>>>

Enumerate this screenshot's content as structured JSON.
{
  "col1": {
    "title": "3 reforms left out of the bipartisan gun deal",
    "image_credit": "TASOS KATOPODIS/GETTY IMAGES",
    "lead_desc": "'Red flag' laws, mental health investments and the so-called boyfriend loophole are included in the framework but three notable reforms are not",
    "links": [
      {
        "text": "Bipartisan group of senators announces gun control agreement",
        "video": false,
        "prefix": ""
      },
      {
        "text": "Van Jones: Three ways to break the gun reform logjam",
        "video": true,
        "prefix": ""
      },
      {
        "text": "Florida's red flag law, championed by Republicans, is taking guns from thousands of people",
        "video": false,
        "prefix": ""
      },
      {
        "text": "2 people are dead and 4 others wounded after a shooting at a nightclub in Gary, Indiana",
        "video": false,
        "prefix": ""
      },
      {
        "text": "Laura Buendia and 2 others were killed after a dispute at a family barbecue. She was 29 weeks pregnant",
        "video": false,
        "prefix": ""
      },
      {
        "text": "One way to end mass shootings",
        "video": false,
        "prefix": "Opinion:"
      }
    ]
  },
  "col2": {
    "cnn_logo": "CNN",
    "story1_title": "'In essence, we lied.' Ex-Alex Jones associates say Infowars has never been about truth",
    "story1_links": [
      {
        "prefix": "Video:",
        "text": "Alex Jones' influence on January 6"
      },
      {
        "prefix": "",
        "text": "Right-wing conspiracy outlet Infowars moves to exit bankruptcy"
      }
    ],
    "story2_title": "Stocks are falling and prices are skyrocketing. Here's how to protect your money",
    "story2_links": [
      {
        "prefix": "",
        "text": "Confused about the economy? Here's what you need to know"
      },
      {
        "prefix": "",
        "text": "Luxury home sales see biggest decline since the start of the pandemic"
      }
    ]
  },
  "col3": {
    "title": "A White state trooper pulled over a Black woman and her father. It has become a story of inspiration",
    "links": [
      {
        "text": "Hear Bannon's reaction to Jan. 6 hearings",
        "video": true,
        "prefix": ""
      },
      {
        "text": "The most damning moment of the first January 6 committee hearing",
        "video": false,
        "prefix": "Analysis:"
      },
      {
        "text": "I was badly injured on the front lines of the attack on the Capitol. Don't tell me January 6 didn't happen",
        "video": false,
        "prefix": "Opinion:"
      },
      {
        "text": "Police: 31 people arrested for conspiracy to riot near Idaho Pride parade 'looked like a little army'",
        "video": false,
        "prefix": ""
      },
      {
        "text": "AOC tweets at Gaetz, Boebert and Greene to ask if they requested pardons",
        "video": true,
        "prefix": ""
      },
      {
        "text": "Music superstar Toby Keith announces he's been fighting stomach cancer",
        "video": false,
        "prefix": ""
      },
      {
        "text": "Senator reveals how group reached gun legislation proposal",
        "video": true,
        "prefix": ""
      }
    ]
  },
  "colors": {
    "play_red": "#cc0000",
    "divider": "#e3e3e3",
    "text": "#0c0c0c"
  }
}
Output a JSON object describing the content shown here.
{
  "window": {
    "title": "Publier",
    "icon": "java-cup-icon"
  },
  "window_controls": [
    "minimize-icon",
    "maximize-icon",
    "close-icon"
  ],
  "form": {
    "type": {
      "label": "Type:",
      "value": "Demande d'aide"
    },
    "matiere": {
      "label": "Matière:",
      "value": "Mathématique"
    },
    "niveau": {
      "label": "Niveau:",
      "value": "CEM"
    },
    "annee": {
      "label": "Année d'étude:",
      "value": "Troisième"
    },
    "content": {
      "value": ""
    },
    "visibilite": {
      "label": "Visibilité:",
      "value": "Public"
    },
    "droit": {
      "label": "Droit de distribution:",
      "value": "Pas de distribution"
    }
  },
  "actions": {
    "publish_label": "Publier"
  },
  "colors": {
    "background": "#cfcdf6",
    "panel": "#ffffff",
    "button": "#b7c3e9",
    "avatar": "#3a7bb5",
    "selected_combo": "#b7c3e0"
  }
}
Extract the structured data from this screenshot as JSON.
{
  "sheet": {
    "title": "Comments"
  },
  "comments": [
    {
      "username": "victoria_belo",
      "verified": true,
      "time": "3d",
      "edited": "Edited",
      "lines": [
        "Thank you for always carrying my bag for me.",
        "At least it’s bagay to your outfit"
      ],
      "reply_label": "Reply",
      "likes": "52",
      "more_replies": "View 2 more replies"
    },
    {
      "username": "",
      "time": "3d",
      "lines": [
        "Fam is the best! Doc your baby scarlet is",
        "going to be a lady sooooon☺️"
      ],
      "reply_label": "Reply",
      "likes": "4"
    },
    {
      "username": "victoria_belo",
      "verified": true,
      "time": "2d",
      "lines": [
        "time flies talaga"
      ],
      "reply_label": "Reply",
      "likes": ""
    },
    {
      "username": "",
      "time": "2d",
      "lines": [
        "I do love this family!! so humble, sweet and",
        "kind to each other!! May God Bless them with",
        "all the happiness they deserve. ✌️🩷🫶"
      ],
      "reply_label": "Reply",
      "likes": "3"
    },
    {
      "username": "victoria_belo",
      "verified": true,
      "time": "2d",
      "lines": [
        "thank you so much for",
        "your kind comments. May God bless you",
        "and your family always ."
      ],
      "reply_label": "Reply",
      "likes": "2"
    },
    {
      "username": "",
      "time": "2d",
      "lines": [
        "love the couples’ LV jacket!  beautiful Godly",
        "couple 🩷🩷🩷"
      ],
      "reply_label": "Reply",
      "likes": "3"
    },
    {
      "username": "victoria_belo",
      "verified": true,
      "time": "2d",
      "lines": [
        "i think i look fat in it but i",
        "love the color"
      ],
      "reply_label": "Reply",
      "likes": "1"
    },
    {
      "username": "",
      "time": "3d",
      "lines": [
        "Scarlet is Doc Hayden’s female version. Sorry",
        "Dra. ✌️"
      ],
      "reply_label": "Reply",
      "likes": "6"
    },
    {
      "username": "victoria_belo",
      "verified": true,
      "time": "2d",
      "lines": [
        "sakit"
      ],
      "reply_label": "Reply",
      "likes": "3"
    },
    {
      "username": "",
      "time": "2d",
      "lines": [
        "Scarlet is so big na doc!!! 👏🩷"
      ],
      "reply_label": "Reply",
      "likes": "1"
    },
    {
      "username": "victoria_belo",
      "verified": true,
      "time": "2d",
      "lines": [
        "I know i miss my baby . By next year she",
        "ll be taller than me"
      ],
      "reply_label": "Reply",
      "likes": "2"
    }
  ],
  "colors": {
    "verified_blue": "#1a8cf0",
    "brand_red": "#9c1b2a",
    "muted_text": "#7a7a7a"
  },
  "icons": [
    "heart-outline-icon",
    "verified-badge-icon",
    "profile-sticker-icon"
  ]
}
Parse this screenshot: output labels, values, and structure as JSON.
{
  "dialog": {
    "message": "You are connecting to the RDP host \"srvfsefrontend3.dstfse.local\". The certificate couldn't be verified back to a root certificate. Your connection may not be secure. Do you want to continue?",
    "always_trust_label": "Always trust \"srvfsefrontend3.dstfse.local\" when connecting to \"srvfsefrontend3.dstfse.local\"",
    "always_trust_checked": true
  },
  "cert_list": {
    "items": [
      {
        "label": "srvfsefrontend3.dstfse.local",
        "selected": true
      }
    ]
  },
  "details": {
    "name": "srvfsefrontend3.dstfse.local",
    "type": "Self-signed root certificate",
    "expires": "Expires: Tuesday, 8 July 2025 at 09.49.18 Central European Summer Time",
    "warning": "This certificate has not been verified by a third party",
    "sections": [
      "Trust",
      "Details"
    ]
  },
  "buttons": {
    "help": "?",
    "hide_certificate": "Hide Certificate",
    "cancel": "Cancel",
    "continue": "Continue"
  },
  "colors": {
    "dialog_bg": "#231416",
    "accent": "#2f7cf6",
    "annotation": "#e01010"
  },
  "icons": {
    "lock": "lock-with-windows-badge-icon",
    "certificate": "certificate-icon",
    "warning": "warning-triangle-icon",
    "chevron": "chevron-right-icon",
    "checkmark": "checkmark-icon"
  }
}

<<<

> WRITTEN TASK: Report the number of lines in the listing above that include the word "love", and nothing else.

> THE ANSWER: 3